# ROWS
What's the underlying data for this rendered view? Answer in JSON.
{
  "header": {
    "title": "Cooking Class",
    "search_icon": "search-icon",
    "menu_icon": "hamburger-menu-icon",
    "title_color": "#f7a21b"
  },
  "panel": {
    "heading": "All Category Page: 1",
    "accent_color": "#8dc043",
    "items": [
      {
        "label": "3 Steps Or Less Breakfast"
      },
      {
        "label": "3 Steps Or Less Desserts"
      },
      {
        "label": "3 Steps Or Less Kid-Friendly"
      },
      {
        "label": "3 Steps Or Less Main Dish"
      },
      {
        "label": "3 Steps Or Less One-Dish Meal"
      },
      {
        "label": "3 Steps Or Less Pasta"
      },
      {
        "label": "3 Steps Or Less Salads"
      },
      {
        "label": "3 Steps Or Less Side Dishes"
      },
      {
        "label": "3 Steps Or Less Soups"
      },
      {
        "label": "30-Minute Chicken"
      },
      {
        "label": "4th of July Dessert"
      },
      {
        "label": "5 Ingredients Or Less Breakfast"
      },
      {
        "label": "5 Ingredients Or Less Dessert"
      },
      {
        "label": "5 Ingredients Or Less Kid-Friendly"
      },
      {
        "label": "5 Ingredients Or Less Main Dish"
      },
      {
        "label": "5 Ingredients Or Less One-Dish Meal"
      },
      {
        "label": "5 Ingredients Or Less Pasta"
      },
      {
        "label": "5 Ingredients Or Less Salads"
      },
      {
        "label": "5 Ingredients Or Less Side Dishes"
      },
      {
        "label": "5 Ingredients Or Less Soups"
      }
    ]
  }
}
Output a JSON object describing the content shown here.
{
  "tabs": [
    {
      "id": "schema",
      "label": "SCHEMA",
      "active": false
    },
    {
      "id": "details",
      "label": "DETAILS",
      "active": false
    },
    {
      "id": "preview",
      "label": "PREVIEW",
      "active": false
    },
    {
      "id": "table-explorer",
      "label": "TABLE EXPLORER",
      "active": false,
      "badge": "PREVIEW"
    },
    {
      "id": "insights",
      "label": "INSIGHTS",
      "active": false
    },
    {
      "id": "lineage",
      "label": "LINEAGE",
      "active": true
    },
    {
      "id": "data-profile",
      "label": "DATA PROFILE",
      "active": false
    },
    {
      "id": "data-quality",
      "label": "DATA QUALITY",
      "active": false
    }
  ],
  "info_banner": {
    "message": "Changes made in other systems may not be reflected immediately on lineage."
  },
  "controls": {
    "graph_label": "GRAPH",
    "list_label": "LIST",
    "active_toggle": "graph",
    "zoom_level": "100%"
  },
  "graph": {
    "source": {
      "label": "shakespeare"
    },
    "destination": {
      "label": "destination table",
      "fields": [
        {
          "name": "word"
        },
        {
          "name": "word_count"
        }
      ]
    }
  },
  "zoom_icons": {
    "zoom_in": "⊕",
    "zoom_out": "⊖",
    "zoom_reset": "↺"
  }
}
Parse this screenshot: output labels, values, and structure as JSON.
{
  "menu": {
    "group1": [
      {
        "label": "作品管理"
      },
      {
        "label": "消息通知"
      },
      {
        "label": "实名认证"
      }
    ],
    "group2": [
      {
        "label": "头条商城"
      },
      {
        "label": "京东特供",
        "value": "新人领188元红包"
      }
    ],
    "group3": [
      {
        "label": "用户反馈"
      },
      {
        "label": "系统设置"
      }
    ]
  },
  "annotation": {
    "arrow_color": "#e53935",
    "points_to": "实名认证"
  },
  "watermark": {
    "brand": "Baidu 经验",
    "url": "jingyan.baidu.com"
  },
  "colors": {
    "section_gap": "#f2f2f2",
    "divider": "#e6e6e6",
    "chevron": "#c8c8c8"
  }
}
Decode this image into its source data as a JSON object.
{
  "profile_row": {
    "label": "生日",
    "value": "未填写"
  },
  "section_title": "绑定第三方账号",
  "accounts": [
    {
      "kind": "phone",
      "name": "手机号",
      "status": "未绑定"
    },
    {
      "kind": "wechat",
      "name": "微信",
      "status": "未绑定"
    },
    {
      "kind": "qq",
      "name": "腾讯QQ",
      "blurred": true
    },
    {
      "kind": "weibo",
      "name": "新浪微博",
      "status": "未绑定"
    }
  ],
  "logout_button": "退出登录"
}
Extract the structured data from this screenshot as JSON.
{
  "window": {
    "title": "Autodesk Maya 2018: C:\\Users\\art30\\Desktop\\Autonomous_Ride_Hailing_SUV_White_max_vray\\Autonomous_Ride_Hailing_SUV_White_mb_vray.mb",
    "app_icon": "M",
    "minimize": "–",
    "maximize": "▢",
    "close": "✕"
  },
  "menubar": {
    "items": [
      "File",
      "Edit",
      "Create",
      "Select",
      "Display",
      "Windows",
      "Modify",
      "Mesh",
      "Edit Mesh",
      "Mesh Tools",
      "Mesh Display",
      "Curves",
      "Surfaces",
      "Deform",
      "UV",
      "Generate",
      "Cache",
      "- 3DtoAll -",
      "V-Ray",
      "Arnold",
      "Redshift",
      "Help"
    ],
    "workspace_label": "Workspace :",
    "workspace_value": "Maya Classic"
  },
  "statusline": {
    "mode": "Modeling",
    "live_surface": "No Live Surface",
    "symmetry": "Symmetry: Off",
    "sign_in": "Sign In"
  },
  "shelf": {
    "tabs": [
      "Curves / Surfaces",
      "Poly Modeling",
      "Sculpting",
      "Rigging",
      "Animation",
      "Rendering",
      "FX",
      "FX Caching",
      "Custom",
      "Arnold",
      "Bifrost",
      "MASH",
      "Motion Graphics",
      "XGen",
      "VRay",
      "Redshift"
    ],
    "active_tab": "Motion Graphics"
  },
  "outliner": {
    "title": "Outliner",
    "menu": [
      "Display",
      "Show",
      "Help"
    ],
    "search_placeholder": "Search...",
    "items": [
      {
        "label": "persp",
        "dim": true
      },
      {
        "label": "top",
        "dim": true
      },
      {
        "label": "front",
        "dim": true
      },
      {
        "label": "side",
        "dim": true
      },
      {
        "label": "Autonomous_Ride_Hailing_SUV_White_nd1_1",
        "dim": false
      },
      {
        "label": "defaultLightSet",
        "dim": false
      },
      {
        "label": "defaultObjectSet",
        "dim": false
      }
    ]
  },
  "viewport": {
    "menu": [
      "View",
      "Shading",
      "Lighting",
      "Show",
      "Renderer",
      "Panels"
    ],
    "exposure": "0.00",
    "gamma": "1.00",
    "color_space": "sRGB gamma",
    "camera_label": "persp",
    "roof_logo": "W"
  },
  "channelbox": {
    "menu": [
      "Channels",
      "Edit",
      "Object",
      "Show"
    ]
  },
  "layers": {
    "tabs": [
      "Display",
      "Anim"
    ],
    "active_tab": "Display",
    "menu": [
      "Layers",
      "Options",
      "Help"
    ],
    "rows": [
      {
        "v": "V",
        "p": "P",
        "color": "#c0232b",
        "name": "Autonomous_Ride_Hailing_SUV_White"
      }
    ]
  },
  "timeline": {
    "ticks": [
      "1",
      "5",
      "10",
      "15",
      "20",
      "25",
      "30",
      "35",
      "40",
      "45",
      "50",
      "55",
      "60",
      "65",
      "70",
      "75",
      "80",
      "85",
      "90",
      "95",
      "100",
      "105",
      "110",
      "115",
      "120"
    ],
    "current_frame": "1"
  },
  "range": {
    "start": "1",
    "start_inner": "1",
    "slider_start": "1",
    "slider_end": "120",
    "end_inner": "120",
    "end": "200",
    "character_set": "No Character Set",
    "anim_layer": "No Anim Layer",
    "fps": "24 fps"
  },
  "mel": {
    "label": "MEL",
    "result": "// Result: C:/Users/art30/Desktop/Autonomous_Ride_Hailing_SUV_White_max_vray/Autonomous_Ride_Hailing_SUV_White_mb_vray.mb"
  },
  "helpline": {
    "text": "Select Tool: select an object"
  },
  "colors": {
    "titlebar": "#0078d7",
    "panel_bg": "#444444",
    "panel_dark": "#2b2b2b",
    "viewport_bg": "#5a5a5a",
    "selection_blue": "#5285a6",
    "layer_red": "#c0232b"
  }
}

# EXERCISE INSTRUCTIONS
Which lines hold the word "Pasta"? Return all of them from the records above.

# EXERCISE RESPONSE
        "label": "3 Steps Or Less Pasta"
        "label": "5 Ingredients Or Less Pasta"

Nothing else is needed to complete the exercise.